■ TASK TO CARRY OUT ■
The records should be written out in full, with nothing altered.

■ TASK DATA ■
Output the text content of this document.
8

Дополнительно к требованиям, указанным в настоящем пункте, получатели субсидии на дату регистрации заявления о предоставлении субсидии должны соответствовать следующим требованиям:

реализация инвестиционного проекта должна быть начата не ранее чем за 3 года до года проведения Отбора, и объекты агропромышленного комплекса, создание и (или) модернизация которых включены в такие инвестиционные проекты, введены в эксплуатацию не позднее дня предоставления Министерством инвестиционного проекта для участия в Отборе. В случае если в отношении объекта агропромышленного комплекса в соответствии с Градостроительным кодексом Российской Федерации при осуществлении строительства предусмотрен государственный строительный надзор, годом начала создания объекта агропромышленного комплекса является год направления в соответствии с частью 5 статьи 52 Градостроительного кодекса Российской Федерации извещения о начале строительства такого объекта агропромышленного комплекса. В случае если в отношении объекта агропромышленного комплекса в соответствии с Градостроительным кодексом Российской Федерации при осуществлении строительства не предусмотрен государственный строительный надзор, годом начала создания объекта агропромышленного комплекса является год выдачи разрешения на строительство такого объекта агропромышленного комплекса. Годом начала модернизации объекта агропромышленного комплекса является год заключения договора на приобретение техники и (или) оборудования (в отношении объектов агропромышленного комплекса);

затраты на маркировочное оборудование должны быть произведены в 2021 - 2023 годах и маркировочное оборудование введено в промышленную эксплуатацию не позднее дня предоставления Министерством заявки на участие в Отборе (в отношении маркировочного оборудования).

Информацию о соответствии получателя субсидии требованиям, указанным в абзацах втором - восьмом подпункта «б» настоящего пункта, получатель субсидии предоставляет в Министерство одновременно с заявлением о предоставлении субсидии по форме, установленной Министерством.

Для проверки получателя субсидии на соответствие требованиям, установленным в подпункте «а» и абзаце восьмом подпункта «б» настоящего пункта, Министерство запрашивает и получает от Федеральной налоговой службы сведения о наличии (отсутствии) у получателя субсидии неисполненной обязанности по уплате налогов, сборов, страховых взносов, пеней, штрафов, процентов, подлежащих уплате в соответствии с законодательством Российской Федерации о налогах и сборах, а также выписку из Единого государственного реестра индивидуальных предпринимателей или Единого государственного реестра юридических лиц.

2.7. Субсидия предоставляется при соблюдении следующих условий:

■ REPLY ■
Output the text content of this document.
8

Дополнительно к требованиям, указанным в настоящем пункте, получатели субсидии на дату регистрации заявления о предоставлении субсидии должны соответствовать следующим требованиям:

реализация инвестиционного проекта должна быть начата не ранее чем за 3 года до года проведения Отбора, и объекты агропромышленного комплекса, создание и (или) модернизация которых включены в такие инвестиционные проекты, введены в эксплуатацию не позднее дня предоставления Министерством инвестиционного проекта для участия в Отборе. В случае если в отношении объекта агропромышленного комплекса в соответствии с Градостроительным кодексом Российской Федерации при осуществлении строительства предусмотрен государственный строительный надзор, годом начала создания объекта агропромышленного комплекса является год направления в соответствии с частью 5 статьи 52 Градостроительного кодекса Российской Федерации извещения о начале строительства такого объекта агропромышленного комплекса. В случае если в отношении объекта агропромышленного комплекса в соответствии с Градостроительным кодексом Российской Федерации при осуществлении строительства не предусмотрен государственный строительный надзор, годом начала создания объекта агропромышленного комплекса является год выдачи разрешения на строительство такого объекта агропромышленного комплекса. Годом начала модернизации объекта агропромышленного комплекса является год заключения договора на приобретение техники и (или) оборудования (в отношении объектов агропромышленного комплекса);

затраты на маркировочное оборудование должны быть произведены в 2021 - 2023 годах и маркировочное оборудование введено в промышленную эксплуатацию не позднее дня предоставления Министерством заявки на участие в Отборе (в отношении маркировочного оборудования).

Информацию о соответствии получателя субсидии требованиям, указанным в абзацах втором - восьмом подпункта «б» настоящего пункта, получатель субсидии предоставляет в Министерство одновременно с заявлением о предоставлении субсидии по форме, установленной Министерством.

Для проверки получателя субсидии на соответствие требованиям, установленным в подпункте «а» и абзаце восьмом подпункта «б» настоящего пункта, Министерство запрашивает и получает от Федеральной налоговой службы сведения о наличии (отсутствии) у получателя субсидии неисполненной обязанности по уплате налогов, сборов, страховых взносов, пеней, штрафов, процентов, подлежащих уплате в соответствии с законодательством Российской Федерации о налогах и сборах, а также выписку из Единого государственного реестра индивидуальных предпринимателей или Единого государственного реестра юридических лиц.

2.7. Субсидия предоставляется при соблюдении следующих условий:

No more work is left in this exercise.